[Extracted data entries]
□ □ □

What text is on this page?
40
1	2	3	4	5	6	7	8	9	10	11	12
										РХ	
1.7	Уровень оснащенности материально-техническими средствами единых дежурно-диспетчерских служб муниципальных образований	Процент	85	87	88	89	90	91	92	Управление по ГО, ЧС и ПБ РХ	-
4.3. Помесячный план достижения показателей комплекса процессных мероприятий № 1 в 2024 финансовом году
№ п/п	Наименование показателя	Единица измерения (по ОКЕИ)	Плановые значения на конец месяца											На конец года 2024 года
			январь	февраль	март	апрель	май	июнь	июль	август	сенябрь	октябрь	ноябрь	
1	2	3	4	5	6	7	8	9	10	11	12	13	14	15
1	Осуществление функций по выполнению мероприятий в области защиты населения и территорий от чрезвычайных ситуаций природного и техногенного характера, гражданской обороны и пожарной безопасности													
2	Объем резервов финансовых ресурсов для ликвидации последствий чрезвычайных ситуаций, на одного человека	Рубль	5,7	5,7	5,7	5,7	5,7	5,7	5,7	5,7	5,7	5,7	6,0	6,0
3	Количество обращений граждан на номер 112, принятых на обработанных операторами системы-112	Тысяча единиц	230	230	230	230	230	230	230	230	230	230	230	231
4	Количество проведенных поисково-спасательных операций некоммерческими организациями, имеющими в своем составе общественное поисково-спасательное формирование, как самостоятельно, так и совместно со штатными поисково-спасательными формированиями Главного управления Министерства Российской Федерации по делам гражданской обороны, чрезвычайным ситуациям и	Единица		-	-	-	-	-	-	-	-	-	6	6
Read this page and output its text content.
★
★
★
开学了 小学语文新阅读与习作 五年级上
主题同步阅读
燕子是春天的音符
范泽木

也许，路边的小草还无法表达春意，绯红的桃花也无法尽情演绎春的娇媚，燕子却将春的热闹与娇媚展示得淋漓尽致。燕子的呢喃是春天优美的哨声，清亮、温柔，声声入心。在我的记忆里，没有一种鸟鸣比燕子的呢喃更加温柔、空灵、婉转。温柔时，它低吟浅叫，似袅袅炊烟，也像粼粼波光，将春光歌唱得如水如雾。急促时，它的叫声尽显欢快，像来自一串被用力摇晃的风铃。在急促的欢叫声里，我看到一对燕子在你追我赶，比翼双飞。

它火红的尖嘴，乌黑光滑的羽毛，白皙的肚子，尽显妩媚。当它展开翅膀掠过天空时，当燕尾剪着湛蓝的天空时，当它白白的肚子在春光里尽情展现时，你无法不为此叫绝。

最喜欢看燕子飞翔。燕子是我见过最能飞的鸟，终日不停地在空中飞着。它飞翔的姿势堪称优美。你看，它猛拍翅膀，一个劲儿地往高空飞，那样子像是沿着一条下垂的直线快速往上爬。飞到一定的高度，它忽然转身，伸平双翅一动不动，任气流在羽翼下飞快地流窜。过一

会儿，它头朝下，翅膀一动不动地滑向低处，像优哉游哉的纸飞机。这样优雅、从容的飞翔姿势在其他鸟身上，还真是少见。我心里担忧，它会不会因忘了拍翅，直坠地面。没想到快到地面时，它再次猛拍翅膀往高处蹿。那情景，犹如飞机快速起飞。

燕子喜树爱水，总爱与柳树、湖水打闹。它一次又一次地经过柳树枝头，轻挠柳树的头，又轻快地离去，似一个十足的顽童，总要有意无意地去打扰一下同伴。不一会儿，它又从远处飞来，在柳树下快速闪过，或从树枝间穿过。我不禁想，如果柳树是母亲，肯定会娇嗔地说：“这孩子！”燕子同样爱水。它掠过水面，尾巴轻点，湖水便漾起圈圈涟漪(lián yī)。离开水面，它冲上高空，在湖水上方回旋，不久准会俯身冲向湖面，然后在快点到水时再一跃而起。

□ □ □

Reproduce the final stretch of the data above: every line from the one holding "Read this page and output its text content." through the end, inclusive, exactly as written and nothing else.

Read this page and output its text content.
★
★
★
开学了 小学语文新阅读与习作 五年级上
主题同步阅读
燕子是春天的音符
范泽木

也许，路边的小草还无法表达春意，绯红的桃花也无法尽情演绎春的娇媚，燕子却将春的热闹与娇媚展示得淋漓尽致。燕子的呢喃是春天优美的哨声，清亮、温柔，声声入心。在我的记忆里，没有一种鸟鸣比燕子的呢喃更加温柔、空灵、婉转。温柔时，它低吟浅叫，似袅袅炊烟，也像粼粼波光，将春光歌唱得如水如雾。急促时，它的叫声尽显欢快，像来自一串被用力摇晃的风铃。在急促的欢叫声里，我看到一对燕子在你追我赶，比翼双飞。

它火红的尖嘴，乌黑光滑的羽毛，白皙的肚子，尽显妩媚。当它展开翅膀掠过天空时，当燕尾剪着湛蓝的天空时，当它白白的肚子在春光里尽情展现时，你无法不为此叫绝。

最喜欢看燕子飞翔。燕子是我见过最能飞的鸟，终日不停地在空中飞着。它飞翔的姿势堪称优美。你看，它猛拍翅膀，一个劲儿地往高空飞，那样子像是沿着一条下垂的直线快速往上爬。飞到一定的高度，它忽然转身，伸平双翅一动不动，任气流在羽翼下飞快地流窜。过一

会儿，它头朝下，翅膀一动不动地滑向低处，像优哉游哉的纸飞机。这样优雅、从容的飞翔姿势在其他鸟身上，还真是少见。我心里担忧，它会不会因忘了拍翅，直坠地面。没想到快到地面时，它再次猛拍翅膀往高处蹿。那情景，犹如飞机快速起飞。

燕子喜树爱水，总爱与柳树、湖水打闹。它一次又一次地经过柳树枝头，轻挠柳树的头，又轻快地离去，似一个十足的顽童，总要有意无意地去打扰一下同伴。不一会儿，它又从远处飞来，在柳树下快速闪过，或从树枝间穿过。我不禁想，如果柳树是母亲，肯定会娇嗔地说：“这孩子！”燕子同样爱水。它掠过水面，尾巴轻点，湖水便漾起圈圈涟漪(lián yī)。离开水面，它冲上高空，在湖水上方回旋，不久准会俯身冲向湖面，然后在快点到水时再一跃而起。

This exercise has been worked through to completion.